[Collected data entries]
----

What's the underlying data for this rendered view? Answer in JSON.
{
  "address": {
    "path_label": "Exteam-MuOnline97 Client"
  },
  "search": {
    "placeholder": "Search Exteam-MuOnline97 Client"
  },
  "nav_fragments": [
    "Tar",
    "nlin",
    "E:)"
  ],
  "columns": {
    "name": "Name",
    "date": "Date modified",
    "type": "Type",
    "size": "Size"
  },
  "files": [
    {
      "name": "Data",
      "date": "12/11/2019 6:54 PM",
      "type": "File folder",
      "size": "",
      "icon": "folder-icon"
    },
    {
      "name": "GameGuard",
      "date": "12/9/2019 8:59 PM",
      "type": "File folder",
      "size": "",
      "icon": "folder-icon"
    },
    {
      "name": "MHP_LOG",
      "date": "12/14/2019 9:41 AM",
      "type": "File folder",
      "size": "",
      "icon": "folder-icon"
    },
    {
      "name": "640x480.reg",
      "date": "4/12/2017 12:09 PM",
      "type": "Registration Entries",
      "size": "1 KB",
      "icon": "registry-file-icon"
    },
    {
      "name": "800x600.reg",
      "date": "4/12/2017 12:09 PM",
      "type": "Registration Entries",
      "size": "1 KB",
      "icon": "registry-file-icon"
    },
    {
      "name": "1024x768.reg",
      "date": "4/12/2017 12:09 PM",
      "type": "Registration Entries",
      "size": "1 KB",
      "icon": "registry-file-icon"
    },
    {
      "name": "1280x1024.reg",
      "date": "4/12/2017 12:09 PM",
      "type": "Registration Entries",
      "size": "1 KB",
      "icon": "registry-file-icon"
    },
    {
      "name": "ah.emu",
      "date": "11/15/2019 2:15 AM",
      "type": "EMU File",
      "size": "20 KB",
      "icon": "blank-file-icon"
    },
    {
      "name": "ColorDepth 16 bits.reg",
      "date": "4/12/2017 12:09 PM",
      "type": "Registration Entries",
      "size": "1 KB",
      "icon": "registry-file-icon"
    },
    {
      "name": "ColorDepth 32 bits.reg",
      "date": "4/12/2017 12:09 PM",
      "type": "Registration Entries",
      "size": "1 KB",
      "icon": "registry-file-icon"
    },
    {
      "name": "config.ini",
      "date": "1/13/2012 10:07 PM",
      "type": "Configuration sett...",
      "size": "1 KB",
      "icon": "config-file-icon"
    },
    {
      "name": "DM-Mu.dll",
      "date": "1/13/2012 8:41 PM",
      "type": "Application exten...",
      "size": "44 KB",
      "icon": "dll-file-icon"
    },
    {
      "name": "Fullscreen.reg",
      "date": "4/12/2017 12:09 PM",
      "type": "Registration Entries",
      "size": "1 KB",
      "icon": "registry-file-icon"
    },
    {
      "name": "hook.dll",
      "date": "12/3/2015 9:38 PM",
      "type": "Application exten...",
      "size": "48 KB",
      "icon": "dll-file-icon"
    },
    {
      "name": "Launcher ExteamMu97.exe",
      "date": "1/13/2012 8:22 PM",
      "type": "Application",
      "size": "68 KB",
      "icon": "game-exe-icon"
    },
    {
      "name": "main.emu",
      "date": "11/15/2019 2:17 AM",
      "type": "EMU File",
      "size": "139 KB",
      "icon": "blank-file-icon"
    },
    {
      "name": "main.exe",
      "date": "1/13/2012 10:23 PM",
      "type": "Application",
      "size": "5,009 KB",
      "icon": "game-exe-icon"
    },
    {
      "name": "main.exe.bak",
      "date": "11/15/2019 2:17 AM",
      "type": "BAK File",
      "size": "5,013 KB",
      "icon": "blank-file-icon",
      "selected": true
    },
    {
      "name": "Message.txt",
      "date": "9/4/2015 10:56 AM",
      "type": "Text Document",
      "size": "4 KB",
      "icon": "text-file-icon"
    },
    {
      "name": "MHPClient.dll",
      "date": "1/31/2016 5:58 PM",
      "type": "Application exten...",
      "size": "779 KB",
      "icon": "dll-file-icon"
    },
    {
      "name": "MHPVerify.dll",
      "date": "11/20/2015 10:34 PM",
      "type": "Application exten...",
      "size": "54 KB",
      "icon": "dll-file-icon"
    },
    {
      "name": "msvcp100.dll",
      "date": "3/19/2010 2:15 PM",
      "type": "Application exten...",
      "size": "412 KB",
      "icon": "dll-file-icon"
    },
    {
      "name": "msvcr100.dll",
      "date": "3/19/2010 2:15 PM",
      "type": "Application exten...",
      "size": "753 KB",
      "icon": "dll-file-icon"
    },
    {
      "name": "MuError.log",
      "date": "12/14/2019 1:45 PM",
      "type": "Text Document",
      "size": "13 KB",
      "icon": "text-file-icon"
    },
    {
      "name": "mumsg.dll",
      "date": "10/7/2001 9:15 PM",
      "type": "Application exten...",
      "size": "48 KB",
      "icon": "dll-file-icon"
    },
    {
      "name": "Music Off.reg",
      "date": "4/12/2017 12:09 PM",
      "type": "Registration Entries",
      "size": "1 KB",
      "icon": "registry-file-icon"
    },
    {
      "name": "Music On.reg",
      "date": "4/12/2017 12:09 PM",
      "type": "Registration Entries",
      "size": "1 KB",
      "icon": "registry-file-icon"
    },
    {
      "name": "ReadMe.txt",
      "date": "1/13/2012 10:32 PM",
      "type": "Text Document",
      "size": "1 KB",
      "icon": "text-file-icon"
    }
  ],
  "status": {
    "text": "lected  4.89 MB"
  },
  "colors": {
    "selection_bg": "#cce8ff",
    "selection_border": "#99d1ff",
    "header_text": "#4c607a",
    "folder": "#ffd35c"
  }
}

----

Short problem:
Retype every entry above, word for word.

Task output:
What's the underlying data for this rendered view? Answer in JSON.
{
  "address": {
    "path_label": "Exteam-MuOnline97 Client"
  },
  "search": {
    "placeholder": "Search Exteam-MuOnline97 Client"
  },
  "nav_fragments": [
    "Tar",
    "nlin",
    "E:)"
  ],
  "columns": {
    "name": "Name",
    "date": "Date modified",
    "type": "Type",
    "size": "Size"
  },
  "files": [
    {
      "name": "Data",
      "date": "12/11/2019 6:54 PM",
      "type": "File folder",
      "size": "",
      "icon": "folder-icon"
    },
    {
      "name": "GameGuard",
      "date": "12/9/2019 8:59 PM",
      "type": "File folder",
      "size": "",
      "icon": "folder-icon"
    },
    {
      "name": "MHP_LOG",
      "date": "12/14/2019 9:41 AM",
      "type": "File folder",
      "size": "",
      "icon": "folder-icon"
    },
    {
      "name": "640x480.reg",
      "date": "4/12/2017 12:09 PM",
      "type": "Registration Entries",
      "size": "1 KB",
      "icon": "registry-file-icon"
    },
    {
      "name": "800x600.reg",
      "date": "4/12/2017 12:09 PM",
      "type": "Registration Entries",
      "size": "1 KB",
      "icon": "registry-file-icon"
    },
    {
      "name": "1024x768.reg",
      "date": "4/12/2017 12:09 PM",
      "type": "Registration Entries",
      "size": "1 KB",
      "icon": "registry-file-icon"
    },
    {
      "name": "1280x1024.reg",
      "date": "4/12/2017 12:09 PM",
      "type": "Registration Entries",
      "size": "1 KB",
      "icon": "registry-file-icon"
    },
    {
      "name": "ah.emu",
      "date": "11/15/2019 2:15 AM",
      "type": "EMU File",
      "size": "20 KB",
      "icon": "blank-file-icon"
    },
    {
      "name": "ColorDepth 16 bits.reg",
      "date": "4/12/2017 12:09 PM",
      "type": "Registration Entries",
      "size": "1 KB",
      "icon": "registry-file-icon"
    },
    {
      "name": "ColorDepth 32 bits.reg",
      "date": "4/12/2017 12:09 PM",
      "type": "Registration Entries",
      "size": "1 KB",
      "icon": "registry-file-icon"
    },
    {
      "name": "config.ini",
      "date": "1/13/2012 10:07 PM",
      "type": "Configuration sett...",
      "size": "1 KB",
      "icon": "config-file-icon"
    },
    {
      "name": "DM-Mu.dll",
      "date": "1/13/2012 8:41 PM",
      "type": "Application exten...",
      "size": "44 KB",
      "icon": "dll-file-icon"
    },
    {
      "name": "Fullscreen.reg",
      "date": "4/12/2017 12:09 PM",
      "type": "Registration Entries",
      "size": "1 KB",
      "icon": "registry-file-icon"
    },
    {
      "name": "hook.dll",
      "date": "12/3/2015 9:38 PM",
      "type": "Application exten...",
      "size": "48 KB",
      "icon": "dll-file-icon"
    },
    {
      "name": "Launcher ExteamMu97.exe",
      "date": "1/13/2012 8:22 PM",
      "type": "Application",
      "size": "68 KB",
      "icon": "game-exe-icon"
    },
    {
      "name": "main.emu",
      "date": "11/15/2019 2:17 AM",
      "type": "EMU File",
      "size": "139 KB",
      "icon": "blank-file-icon"
    },
    {
      "name": "main.exe",
      "date": "1/13/2012 10:23 PM",
      "type": "Application",
      "size": "5,009 KB",
      "icon": "game-exe-icon"
    },
    {
      "name": "main.exe.bak",
      "date": "11/15/2019 2:17 AM",
      "type": "BAK File",
      "size": "5,013 KB",
      "icon": "blank-file-icon",
      "selected": true
    },
    {
      "name": "Message.txt",
      "date": "9/4/2015 10:56 AM",
      "type": "Text Document",
      "size": "4 KB",
      "icon": "text-file-icon"
    },
    {
      "name": "MHPClient.dll",
      "date": "1/31/2016 5:58 PM",
      "type": "Application exten...",
      "size": "779 KB",
      "icon": "dll-file-icon"
    },
    {
      "name": "MHPVerify.dll",
      "date": "11/20/2015 10:34 PM",
      "type": "Application exten...",
      "size": "54 KB",
      "icon": "dll-file-icon"
    },
    {
      "name": "msvcp100.dll",
      "date": "3/19/2010 2:15 PM",
      "type": "Application exten...",
      "size": "412 KB",
      "icon": "dll-file-icon"
    },
    {
      "name": "msvcr100.dll",
      "date": "3/19/2010 2:15 PM",
      "type": "Application exten...",
      "size": "753 KB",
      "icon": "dll-file-icon"
    },
    {
      "name": "MuError.log",
      "date": "12/14/2019 1:45 PM",
      "type": "Text Document",
      "size": "13 KB",
      "icon": "text-file-icon"
    },
    {
      "name": "mumsg.dll",
      "date": "10/7/2001 9:15 PM",
      "type": "Application exten...",
      "size": "48 KB",
      "icon": "dll-file-icon"
    },
    {
      "name": "Music Off.reg",
      "date": "4/12/2017 12:09 PM",
      "type": "Registration Entries",
      "size": "1 KB",
      "icon": "registry-file-icon"
    },
    {
      "name": "Music On.reg",
      "date": "4/12/2017 12:09 PM",
      "type": "Registration Entries",
      "size": "1 KB",
      "icon": "registry-file-icon"
    },
    {
      "name": "ReadMe.txt",
      "date": "1/13/2012 10:32 PM",
      "type": "Text Document",
      "size": "1 KB",
      "icon": "text-file-icon"
    }
  ],
  "status": {
    "text": "lected  4.89 MB"
  },
  "colors": {
    "selection_bg": "#cce8ff",
    "selection_border": "#99d1ff",
    "header_text": "#4c607a",
    "folder": "#ffd35c"
  }
}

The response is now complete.